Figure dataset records

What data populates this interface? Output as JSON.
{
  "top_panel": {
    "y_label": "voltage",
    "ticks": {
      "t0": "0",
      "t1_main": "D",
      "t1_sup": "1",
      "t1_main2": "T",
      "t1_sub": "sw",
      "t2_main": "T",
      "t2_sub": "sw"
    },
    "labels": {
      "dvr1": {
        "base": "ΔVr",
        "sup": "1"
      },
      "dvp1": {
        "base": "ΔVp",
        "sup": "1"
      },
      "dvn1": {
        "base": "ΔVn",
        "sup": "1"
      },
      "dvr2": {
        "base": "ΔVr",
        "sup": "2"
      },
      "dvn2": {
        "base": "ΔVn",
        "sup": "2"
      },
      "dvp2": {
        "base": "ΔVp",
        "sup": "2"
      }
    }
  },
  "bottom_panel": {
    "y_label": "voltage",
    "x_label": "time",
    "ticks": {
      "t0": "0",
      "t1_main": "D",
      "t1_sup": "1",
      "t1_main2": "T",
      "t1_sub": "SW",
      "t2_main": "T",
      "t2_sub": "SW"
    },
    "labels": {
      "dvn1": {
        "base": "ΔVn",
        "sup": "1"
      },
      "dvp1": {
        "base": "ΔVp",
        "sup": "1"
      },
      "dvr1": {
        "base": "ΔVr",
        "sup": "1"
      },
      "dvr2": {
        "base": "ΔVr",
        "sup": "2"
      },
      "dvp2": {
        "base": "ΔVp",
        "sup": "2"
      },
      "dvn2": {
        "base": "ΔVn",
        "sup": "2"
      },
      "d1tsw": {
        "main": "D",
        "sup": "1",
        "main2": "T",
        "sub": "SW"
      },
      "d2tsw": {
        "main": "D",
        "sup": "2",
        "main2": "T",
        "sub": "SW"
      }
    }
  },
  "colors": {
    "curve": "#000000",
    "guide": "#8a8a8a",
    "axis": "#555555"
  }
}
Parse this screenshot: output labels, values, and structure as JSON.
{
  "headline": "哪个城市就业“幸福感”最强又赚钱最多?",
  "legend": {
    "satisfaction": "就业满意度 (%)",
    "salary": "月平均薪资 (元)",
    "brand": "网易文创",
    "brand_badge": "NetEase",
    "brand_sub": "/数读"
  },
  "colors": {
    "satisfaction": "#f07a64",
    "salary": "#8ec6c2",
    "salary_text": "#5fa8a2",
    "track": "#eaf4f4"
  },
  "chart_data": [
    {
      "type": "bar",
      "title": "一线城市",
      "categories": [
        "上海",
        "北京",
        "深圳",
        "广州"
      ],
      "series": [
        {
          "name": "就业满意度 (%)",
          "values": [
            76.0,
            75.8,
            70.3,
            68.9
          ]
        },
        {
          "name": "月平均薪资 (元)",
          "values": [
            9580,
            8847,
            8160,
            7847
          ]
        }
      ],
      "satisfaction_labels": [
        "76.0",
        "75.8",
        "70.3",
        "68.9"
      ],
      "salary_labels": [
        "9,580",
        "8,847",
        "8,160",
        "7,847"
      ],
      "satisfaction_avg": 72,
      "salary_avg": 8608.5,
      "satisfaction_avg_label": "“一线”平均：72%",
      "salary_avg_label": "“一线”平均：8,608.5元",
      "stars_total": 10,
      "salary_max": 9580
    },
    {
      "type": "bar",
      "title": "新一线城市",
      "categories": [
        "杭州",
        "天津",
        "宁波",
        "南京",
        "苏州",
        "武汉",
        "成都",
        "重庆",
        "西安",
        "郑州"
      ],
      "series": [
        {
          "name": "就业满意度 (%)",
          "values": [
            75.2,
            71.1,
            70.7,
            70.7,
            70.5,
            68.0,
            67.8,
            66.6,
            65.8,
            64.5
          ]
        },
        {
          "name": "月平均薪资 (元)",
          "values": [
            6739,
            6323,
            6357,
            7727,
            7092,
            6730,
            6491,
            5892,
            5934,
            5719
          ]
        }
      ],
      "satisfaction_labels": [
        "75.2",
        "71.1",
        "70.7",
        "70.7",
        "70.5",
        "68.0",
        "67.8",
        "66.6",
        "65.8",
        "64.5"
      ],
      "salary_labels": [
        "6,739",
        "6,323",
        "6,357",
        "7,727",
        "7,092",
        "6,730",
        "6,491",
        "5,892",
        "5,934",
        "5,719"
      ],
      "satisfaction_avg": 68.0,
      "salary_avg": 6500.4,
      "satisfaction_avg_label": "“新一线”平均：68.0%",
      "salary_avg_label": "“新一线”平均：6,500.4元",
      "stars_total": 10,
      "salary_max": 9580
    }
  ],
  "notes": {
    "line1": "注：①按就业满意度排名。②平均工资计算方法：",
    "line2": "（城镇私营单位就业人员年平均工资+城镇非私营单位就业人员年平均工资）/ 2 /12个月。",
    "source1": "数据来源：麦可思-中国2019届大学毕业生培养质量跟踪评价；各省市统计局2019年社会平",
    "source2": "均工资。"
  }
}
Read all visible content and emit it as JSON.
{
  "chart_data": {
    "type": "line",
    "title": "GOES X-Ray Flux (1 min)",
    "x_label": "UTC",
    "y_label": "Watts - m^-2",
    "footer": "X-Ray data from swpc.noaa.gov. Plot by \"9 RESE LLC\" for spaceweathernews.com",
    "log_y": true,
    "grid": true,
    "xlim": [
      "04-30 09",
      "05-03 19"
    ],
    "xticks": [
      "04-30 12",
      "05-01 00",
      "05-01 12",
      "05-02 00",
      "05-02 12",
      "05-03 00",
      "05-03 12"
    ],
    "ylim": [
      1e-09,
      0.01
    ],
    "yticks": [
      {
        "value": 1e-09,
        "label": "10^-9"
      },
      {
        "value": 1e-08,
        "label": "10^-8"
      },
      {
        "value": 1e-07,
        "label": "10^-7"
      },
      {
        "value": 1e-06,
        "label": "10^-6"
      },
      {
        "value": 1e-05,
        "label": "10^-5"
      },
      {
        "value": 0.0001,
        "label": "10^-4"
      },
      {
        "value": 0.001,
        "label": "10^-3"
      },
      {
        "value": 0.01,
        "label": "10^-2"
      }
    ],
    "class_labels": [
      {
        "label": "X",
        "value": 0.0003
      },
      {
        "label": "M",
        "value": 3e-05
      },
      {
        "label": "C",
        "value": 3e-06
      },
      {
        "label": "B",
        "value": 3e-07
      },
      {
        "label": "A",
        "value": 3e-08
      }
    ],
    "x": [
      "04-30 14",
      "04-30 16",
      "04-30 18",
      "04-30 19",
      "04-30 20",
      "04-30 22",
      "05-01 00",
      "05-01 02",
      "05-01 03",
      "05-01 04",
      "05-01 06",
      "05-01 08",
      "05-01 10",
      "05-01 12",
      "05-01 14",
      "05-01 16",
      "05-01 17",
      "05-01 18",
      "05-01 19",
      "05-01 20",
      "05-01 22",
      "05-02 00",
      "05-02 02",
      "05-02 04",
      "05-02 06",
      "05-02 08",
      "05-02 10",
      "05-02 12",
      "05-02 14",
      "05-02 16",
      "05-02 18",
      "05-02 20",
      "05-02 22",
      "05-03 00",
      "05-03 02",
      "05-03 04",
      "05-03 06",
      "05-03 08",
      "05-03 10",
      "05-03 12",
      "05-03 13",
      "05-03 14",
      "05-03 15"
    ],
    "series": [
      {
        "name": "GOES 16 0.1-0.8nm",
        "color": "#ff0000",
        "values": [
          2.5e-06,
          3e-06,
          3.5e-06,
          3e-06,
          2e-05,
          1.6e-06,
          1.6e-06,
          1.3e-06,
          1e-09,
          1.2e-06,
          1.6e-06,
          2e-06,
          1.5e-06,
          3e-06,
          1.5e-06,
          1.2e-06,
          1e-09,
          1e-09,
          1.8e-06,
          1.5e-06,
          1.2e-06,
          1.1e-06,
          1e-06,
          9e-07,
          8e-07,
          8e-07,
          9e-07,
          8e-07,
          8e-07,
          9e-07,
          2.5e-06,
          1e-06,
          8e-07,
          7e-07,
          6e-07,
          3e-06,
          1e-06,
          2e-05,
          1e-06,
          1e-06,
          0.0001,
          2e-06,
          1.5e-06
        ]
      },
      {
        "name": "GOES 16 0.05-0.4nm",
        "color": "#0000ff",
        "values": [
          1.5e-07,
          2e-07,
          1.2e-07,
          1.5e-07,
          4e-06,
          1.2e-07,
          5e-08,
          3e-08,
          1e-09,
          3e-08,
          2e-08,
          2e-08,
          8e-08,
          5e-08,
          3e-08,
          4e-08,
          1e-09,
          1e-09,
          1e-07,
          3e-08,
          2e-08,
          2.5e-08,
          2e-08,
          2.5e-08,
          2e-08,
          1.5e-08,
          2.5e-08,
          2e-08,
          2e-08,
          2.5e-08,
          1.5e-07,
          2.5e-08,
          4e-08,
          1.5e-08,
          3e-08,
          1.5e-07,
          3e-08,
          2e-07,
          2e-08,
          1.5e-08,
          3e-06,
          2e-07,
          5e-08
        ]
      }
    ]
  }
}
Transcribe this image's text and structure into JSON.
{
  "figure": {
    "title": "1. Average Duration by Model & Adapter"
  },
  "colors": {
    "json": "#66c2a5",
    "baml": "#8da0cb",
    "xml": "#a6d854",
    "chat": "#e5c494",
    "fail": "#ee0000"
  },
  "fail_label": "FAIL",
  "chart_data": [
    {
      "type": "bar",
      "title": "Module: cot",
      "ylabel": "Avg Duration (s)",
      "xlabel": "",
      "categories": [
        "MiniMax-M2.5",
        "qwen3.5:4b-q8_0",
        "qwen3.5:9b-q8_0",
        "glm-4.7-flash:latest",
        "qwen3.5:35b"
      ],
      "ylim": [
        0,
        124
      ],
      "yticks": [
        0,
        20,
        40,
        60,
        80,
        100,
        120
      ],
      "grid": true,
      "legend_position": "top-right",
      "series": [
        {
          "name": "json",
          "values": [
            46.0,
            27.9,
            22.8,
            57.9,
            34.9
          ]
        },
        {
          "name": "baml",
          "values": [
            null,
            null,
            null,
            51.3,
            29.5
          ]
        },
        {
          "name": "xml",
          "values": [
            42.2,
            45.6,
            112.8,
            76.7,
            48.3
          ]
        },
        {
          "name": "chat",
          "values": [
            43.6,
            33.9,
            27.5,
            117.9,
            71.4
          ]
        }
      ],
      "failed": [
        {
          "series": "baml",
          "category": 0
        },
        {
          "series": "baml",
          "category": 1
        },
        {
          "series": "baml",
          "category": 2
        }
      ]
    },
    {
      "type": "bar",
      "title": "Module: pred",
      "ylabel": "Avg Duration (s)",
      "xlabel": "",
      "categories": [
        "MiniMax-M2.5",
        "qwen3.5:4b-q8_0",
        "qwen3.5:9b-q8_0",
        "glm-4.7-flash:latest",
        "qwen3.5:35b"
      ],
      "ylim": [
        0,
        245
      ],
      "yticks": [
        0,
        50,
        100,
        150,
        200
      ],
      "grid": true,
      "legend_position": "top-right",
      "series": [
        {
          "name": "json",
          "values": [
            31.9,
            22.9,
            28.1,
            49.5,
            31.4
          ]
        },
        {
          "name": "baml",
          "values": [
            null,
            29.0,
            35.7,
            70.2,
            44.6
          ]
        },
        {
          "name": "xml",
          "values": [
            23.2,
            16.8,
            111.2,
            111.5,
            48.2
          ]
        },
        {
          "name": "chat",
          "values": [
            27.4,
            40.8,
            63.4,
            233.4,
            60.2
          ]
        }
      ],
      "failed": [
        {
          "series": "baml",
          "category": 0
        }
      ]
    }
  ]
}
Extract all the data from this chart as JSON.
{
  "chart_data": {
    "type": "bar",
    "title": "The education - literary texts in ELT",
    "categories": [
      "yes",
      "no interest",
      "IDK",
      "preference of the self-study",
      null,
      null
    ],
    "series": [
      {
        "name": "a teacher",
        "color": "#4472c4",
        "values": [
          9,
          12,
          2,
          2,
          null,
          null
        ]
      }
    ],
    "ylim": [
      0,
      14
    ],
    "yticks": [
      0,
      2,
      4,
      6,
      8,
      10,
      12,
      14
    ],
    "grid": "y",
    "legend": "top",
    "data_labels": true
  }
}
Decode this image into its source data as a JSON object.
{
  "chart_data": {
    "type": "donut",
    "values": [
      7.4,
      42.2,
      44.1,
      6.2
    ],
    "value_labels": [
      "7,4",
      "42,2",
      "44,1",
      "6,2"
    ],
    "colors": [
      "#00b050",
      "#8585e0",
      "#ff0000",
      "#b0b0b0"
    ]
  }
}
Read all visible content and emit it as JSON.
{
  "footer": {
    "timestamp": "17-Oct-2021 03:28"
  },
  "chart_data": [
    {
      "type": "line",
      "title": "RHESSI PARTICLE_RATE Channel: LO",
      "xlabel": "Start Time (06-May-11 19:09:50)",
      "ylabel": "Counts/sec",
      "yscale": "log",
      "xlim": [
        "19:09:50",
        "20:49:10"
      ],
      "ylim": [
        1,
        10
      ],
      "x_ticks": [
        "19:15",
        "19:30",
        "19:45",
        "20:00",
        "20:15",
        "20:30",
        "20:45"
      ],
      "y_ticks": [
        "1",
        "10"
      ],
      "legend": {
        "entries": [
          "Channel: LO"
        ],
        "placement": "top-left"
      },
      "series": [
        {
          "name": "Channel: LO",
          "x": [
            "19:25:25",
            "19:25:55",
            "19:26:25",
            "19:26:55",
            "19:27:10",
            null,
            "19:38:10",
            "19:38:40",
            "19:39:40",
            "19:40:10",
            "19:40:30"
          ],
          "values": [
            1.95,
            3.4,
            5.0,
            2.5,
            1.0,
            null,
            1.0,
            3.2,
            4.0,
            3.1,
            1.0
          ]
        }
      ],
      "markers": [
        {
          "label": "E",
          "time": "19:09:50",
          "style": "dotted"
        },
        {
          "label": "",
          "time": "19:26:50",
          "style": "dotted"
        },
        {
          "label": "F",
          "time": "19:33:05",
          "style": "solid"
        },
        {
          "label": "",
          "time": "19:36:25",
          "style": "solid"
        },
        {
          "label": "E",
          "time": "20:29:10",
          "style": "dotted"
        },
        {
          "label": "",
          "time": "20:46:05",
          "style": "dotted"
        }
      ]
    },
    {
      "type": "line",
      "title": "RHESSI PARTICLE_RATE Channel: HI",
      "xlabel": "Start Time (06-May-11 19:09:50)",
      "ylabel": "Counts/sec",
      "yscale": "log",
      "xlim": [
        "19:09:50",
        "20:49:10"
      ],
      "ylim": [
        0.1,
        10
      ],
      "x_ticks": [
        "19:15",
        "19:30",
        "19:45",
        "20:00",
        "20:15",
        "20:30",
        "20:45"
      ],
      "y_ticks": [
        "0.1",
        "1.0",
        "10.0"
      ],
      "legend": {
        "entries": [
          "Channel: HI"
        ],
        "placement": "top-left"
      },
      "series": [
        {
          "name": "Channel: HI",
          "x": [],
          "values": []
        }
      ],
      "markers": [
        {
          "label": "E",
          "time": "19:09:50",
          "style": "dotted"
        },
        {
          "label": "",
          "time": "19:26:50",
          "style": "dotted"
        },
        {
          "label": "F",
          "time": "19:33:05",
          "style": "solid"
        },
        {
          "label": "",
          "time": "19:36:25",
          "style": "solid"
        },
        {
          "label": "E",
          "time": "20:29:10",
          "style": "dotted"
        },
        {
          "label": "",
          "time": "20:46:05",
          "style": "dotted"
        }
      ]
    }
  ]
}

**EXERCISE DIRECTIONS:** Determine how many lines of this listing contain "category", and give only the number.

**SOLUTION TO THIS PROBLEM:** 4